(Dataset records)
++++++++++

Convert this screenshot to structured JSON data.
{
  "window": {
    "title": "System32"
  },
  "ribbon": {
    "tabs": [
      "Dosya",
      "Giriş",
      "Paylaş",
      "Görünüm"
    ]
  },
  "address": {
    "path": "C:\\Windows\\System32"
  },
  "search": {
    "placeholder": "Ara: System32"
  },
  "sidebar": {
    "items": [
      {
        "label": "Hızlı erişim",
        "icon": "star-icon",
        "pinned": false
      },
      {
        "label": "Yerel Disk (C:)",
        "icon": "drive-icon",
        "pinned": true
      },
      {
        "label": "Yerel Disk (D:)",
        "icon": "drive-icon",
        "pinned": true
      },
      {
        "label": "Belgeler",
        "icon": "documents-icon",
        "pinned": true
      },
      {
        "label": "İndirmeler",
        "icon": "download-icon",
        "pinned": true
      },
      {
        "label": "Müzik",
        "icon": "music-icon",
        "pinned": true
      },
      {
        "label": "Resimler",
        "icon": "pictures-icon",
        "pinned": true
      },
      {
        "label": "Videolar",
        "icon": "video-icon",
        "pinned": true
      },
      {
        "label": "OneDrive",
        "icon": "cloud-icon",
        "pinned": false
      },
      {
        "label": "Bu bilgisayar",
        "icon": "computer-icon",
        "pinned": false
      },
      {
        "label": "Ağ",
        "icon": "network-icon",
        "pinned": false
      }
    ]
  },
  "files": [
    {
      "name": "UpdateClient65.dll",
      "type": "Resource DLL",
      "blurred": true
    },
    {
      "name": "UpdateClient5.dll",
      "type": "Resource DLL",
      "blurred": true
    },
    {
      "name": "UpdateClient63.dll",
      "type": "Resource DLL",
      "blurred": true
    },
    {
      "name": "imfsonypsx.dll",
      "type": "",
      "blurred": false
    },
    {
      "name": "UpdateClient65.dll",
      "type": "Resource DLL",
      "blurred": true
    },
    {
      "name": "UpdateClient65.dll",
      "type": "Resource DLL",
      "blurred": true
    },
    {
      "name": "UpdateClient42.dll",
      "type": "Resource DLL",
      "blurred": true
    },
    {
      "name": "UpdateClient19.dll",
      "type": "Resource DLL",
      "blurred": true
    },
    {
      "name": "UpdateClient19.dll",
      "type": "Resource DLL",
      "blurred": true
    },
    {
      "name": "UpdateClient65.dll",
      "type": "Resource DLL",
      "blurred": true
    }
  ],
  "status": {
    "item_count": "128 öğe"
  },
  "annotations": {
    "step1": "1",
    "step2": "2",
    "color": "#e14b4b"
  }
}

++++++++++

▶ **What is needed**
Return all lines containing the word "Disk".

▶ **Task response**
        "label": "Yerel Disk (C:)",
        "label": "Yerel Disk (D:)",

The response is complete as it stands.